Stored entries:

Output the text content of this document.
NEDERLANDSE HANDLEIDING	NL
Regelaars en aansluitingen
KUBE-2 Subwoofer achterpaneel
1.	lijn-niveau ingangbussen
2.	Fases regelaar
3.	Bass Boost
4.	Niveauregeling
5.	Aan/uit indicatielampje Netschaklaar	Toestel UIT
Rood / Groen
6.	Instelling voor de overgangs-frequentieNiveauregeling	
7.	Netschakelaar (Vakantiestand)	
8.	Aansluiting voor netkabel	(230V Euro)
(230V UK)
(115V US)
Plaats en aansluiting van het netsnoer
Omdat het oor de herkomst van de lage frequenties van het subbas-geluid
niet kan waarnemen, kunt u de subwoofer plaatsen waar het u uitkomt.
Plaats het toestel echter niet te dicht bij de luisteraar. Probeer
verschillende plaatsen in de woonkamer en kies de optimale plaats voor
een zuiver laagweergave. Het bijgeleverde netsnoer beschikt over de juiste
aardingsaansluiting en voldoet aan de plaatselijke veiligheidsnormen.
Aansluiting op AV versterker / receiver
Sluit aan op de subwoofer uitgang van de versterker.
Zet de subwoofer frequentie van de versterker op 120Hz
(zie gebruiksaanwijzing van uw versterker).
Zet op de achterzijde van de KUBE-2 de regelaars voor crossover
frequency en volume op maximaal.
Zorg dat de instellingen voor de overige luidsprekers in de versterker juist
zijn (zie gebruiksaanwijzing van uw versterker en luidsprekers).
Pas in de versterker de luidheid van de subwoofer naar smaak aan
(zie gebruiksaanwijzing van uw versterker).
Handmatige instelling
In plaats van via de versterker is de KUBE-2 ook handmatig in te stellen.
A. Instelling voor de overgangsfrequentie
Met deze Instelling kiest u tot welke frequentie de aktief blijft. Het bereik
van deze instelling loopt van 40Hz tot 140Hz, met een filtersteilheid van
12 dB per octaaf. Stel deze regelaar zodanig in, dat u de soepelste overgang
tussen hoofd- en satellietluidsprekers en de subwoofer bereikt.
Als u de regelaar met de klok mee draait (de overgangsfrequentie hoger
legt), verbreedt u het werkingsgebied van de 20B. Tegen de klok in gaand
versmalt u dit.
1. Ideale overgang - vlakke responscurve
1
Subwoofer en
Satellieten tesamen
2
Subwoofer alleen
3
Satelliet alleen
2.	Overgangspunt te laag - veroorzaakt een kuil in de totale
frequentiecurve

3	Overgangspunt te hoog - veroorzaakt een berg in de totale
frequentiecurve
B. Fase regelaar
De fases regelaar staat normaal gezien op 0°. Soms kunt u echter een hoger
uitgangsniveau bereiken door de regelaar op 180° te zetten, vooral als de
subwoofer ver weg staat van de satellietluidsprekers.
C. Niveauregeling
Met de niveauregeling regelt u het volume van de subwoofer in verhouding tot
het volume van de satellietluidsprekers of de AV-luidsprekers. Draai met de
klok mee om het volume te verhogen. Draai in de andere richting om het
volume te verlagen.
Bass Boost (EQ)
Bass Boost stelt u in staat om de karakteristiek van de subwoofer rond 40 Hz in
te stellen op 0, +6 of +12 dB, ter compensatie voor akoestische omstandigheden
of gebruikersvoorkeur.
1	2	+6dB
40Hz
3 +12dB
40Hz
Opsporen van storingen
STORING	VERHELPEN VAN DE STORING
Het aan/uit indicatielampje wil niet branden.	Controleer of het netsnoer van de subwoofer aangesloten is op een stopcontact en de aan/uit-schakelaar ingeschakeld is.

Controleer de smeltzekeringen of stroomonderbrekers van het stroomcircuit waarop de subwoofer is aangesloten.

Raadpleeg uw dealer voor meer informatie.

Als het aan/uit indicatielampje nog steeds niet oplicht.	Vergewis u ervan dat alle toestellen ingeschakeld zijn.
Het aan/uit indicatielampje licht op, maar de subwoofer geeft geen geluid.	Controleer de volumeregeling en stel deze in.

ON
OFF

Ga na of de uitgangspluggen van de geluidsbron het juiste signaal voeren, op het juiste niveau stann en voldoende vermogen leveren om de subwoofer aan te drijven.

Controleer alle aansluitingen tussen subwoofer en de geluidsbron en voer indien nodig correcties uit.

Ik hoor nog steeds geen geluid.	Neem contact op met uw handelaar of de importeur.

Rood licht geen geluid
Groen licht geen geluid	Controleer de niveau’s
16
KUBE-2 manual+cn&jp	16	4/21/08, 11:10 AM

_What is being asked_
Return what is listed above, exactly and completely.

_Response for this exercise_
Output the text content of this document.
NEDERLANDSE HANDLEIDING	NL
Regelaars en aansluitingen
KUBE-2 Subwoofer achterpaneel
1.	lijn-niveau ingangbussen
2.	Fases regelaar
3.	Bass Boost
4.	Niveauregeling
5.	Aan/uit indicatielampje Netschaklaar	Toestel UIT
Rood / Groen
6.	Instelling voor de overgangs-frequentieNiveauregeling	
7.	Netschakelaar (Vakantiestand)	
8.	Aansluiting voor netkabel	(230V Euro)
(230V UK)
(115V US)
Plaats en aansluiting van het netsnoer
Omdat het oor de herkomst van de lage frequenties van het subbas-geluid
niet kan waarnemen, kunt u de subwoofer plaatsen waar het u uitkomt.
Plaats het toestel echter niet te dicht bij de luisteraar. Probeer
verschillende plaatsen in de woonkamer en kies de optimale plaats voor
een zuiver laagweergave. Het bijgeleverde netsnoer beschikt over de juiste
aardingsaansluiting en voldoet aan de plaatselijke veiligheidsnormen.
Aansluiting op AV versterker / receiver
Sluit aan op de subwoofer uitgang van de versterker.
Zet de subwoofer frequentie van de versterker op 120Hz
(zie gebruiksaanwijzing van uw versterker).
Zet op de achterzijde van de KUBE-2 de regelaars voor crossover
frequency en volume op maximaal.
Zorg dat de instellingen voor de overige luidsprekers in de versterker juist
zijn (zie gebruiksaanwijzing van uw versterker en luidsprekers).
Pas in de versterker de luidheid van de subwoofer naar smaak aan
(zie gebruiksaanwijzing van uw versterker).
Handmatige instelling
In plaats van via de versterker is de KUBE-2 ook handmatig in te stellen.
A. Instelling voor de overgangsfrequentie
Met deze Instelling kiest u tot welke frequentie de aktief blijft. Het bereik
van deze instelling loopt van 40Hz tot 140Hz, met een filtersteilheid van
12 dB per octaaf. Stel deze regelaar zodanig in, dat u de soepelste overgang
tussen hoofd- en satellietluidsprekers en de subwoofer bereikt.
Als u de regelaar met de klok mee draait (de overgangsfrequentie hoger
legt), verbreedt u het werkingsgebied van de 20B. Tegen de klok in gaand
versmalt u dit.
1. Ideale overgang - vlakke responscurve
1
Subwoofer en
Satellieten tesamen
2
Subwoofer alleen
3
Satelliet alleen
2.	Overgangspunt te laag - veroorzaakt een kuil in de totale
frequentiecurve

3	Overgangspunt te hoog - veroorzaakt een berg in de totale
frequentiecurve
B. Fase regelaar
De fases regelaar staat normaal gezien op 0°. Soms kunt u echter een hoger
uitgangsniveau bereiken door de regelaar op 180° te zetten, vooral als de
subwoofer ver weg staat van de satellietluidsprekers.
C. Niveauregeling
Met de niveauregeling regelt u het volume van de subwoofer in verhouding tot
het volume van de satellietluidsprekers of de AV-luidsprekers. Draai met de
klok mee om het volume te verhogen. Draai in de andere richting om het
volume te verlagen.
Bass Boost (EQ)
Bass Boost stelt u in staat om de karakteristiek van de subwoofer rond 40 Hz in
te stellen op 0, +6 of +12 dB, ter compensatie voor akoestische omstandigheden
of gebruikersvoorkeur.
1	2	+6dB
40Hz
3 +12dB
40Hz
Opsporen van storingen
STORING	VERHELPEN VAN DE STORING
Het aan/uit indicatielampje wil niet branden.	Controleer of het netsnoer van de subwoofer aangesloten is op een stopcontact en de aan/uit-schakelaar ingeschakeld is.

Controleer de smeltzekeringen of stroomonderbrekers van het stroomcircuit waarop de subwoofer is aangesloten.

Raadpleeg uw dealer voor meer informatie.

Als het aan/uit indicatielampje nog steeds niet oplicht.	Vergewis u ervan dat alle toestellen ingeschakeld zijn.
Het aan/uit indicatielampje licht op, maar de subwoofer geeft geen geluid.	Controleer de volumeregeling en stel deze in.

ON
OFF

Ga na of de uitgangspluggen van de geluidsbron het juiste signaal voeren, op het juiste niveau stann en voldoende vermogen leveren om de subwoofer aan te drijven.

Controleer alle aansluitingen tussen subwoofer en de geluidsbron en voer indien nodig correcties uit.

Ik hoor nog steeds geen geluid.	Neem contact op met uw handelaar of de importeur.

Rood licht geen geluid
Groen licht geen geluid	Controleer de niveau’s
16
KUBE-2 manual+cn&jp	16	4/21/08, 11:10 AM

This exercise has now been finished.